■ INSTRUCTIONS TO FOLLOW ■
Type the records out again in full, exactly.

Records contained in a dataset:
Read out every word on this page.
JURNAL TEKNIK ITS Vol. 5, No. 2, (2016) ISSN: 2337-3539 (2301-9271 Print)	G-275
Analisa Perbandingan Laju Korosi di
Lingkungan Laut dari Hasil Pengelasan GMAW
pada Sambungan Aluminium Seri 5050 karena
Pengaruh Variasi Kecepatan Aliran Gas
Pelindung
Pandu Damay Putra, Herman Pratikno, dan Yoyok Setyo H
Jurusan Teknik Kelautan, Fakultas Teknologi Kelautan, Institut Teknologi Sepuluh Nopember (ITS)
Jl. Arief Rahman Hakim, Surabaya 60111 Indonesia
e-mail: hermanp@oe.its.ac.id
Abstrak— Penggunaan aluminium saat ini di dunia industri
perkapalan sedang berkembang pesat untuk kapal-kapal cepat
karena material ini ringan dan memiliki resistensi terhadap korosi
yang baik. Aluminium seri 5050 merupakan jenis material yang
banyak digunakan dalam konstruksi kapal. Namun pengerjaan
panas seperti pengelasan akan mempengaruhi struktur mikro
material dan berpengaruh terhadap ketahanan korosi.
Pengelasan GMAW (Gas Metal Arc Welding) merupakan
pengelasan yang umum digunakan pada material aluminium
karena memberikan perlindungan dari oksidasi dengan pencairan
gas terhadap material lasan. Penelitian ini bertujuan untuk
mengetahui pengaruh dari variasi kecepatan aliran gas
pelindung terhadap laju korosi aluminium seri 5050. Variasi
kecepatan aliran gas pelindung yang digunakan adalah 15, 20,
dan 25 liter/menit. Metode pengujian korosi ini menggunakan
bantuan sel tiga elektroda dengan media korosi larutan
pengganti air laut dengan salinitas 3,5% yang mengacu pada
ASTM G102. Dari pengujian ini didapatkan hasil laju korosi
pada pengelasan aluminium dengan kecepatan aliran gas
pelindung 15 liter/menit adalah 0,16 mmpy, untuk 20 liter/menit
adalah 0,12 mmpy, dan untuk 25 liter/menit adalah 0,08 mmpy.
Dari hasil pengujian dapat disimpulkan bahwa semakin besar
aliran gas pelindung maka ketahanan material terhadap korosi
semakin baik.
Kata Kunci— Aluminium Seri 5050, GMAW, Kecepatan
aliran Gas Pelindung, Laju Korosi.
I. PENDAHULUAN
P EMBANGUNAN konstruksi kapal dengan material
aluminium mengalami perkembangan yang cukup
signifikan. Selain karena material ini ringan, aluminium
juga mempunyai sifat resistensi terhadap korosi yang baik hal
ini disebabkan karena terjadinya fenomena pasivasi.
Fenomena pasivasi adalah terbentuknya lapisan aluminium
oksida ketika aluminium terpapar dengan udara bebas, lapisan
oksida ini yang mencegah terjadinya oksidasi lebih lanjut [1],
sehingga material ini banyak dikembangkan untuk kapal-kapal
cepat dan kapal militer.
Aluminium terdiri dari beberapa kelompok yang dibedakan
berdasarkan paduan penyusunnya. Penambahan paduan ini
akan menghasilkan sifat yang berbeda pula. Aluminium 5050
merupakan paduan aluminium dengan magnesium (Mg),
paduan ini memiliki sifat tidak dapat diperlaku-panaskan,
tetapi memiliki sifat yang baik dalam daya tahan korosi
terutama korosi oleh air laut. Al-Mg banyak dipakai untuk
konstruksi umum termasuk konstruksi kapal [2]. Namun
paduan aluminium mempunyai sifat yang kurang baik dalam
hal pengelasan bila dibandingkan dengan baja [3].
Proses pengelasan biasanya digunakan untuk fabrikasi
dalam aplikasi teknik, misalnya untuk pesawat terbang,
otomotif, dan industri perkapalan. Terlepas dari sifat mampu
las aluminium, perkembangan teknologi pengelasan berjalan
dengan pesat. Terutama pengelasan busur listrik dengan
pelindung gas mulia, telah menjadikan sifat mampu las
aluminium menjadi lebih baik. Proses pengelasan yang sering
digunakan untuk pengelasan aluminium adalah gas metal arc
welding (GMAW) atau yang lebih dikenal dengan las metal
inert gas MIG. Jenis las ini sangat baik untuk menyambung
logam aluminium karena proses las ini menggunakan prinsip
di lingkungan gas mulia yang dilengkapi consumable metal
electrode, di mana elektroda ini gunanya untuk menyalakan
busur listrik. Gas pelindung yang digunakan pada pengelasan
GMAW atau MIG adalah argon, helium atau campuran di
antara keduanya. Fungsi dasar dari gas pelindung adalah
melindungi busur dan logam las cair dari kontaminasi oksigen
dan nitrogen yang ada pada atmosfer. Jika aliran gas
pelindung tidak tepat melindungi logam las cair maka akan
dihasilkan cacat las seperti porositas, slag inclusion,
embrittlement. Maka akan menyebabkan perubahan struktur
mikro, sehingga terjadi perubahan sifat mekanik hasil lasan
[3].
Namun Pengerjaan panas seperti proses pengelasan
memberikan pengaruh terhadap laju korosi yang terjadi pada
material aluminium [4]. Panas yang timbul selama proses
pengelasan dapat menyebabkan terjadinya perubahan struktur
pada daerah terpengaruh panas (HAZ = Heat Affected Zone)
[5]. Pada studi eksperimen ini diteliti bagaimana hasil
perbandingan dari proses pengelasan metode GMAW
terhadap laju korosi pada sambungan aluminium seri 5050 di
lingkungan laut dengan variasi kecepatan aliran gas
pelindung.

■ RESPONSE BELOW ■
Read out every word on this page.
JURNAL TEKNIK ITS Vol. 5, No. 2, (2016) ISSN: 2337-3539 (2301-9271 Print)	G-275
Analisa Perbandingan Laju Korosi di
Lingkungan Laut dari Hasil Pengelasan GMAW
pada Sambungan Aluminium Seri 5050 karena
Pengaruh Variasi Kecepatan Aliran Gas
Pelindung
Pandu Damay Putra, Herman Pratikno, dan Yoyok Setyo H
Jurusan Teknik Kelautan, Fakultas Teknologi Kelautan, Institut Teknologi Sepuluh Nopember (ITS)
Jl. Arief Rahman Hakim, Surabaya 60111 Indonesia
e-mail: hermanp@oe.its.ac.id
Abstrak— Penggunaan aluminium saat ini di dunia industri
perkapalan sedang berkembang pesat untuk kapal-kapal cepat
karena material ini ringan dan memiliki resistensi terhadap korosi
yang baik. Aluminium seri 5050 merupakan jenis material yang
banyak digunakan dalam konstruksi kapal. Namun pengerjaan
panas seperti pengelasan akan mempengaruhi struktur mikro
material dan berpengaruh terhadap ketahanan korosi.
Pengelasan GMAW (Gas Metal Arc Welding) merupakan
pengelasan yang umum digunakan pada material aluminium
karena memberikan perlindungan dari oksidasi dengan pencairan
gas terhadap material lasan. Penelitian ini bertujuan untuk
mengetahui pengaruh dari variasi kecepatan aliran gas
pelindung terhadap laju korosi aluminium seri 5050. Variasi
kecepatan aliran gas pelindung yang digunakan adalah 15, 20,
dan 25 liter/menit. Metode pengujian korosi ini menggunakan
bantuan sel tiga elektroda dengan media korosi larutan
pengganti air laut dengan salinitas 3,5% yang mengacu pada
ASTM G102. Dari pengujian ini didapatkan hasil laju korosi
pada pengelasan aluminium dengan kecepatan aliran gas
pelindung 15 liter/menit adalah 0,16 mmpy, untuk 20 liter/menit
adalah 0,12 mmpy, dan untuk 25 liter/menit adalah 0,08 mmpy.
Dari hasil pengujian dapat disimpulkan bahwa semakin besar
aliran gas pelindung maka ketahanan material terhadap korosi
semakin baik.
Kata Kunci— Aluminium Seri 5050, GMAW, Kecepatan
aliran Gas Pelindung, Laju Korosi.
I. PENDAHULUAN
P EMBANGUNAN konstruksi kapal dengan material
aluminium mengalami perkembangan yang cukup
signifikan. Selain karena material ini ringan, aluminium
juga mempunyai sifat resistensi terhadap korosi yang baik hal
ini disebabkan karena terjadinya fenomena pasivasi.
Fenomena pasivasi adalah terbentuknya lapisan aluminium
oksida ketika aluminium terpapar dengan udara bebas, lapisan
oksida ini yang mencegah terjadinya oksidasi lebih lanjut [1],
sehingga material ini banyak dikembangkan untuk kapal-kapal
cepat dan kapal militer.
Aluminium terdiri dari beberapa kelompok yang dibedakan
berdasarkan paduan penyusunnya. Penambahan paduan ini
akan menghasilkan sifat yang berbeda pula. Aluminium 5050
merupakan paduan aluminium dengan magnesium (Mg),
paduan ini memiliki sifat tidak dapat diperlaku-panaskan,
tetapi memiliki sifat yang baik dalam daya tahan korosi
terutama korosi oleh air laut. Al-Mg banyak dipakai untuk
konstruksi umum termasuk konstruksi kapal [2]. Namun
paduan aluminium mempunyai sifat yang kurang baik dalam
hal pengelasan bila dibandingkan dengan baja [3].
Proses pengelasan biasanya digunakan untuk fabrikasi
dalam aplikasi teknik, misalnya untuk pesawat terbang,
otomotif, dan industri perkapalan. Terlepas dari sifat mampu
las aluminium, perkembangan teknologi pengelasan berjalan
dengan pesat. Terutama pengelasan busur listrik dengan
pelindung gas mulia, telah menjadikan sifat mampu las
aluminium menjadi lebih baik. Proses pengelasan yang sering
digunakan untuk pengelasan aluminium adalah gas metal arc
welding (GMAW) atau yang lebih dikenal dengan las metal
inert gas MIG. Jenis las ini sangat baik untuk menyambung
logam aluminium karena proses las ini menggunakan prinsip
di lingkungan gas mulia yang dilengkapi consumable metal
electrode, di mana elektroda ini gunanya untuk menyalakan
busur listrik. Gas pelindung yang digunakan pada pengelasan
GMAW atau MIG adalah argon, helium atau campuran di
antara keduanya. Fungsi dasar dari gas pelindung adalah
melindungi busur dan logam las cair dari kontaminasi oksigen
dan nitrogen yang ada pada atmosfer. Jika aliran gas
pelindung tidak tepat melindungi logam las cair maka akan
dihasilkan cacat las seperti porositas, slag inclusion,
embrittlement. Maka akan menyebabkan perubahan struktur
mikro, sehingga terjadi perubahan sifat mekanik hasil lasan
[3].
Namun Pengerjaan panas seperti proses pengelasan
memberikan pengaruh terhadap laju korosi yang terjadi pada
material aluminium [4]. Panas yang timbul selama proses
pengelasan dapat menyebabkan terjadinya perubahan struktur
pada daerah terpengaruh panas (HAZ = Heat Affected Zone)
[5]. Pada studi eksperimen ini diteliti bagaimana hasil
perbandingan dari proses pengelasan metode GMAW
terhadap laju korosi pada sambungan aluminium seri 5050 di
lingkungan laut dengan variasi kecepatan aliran gas
pelindung.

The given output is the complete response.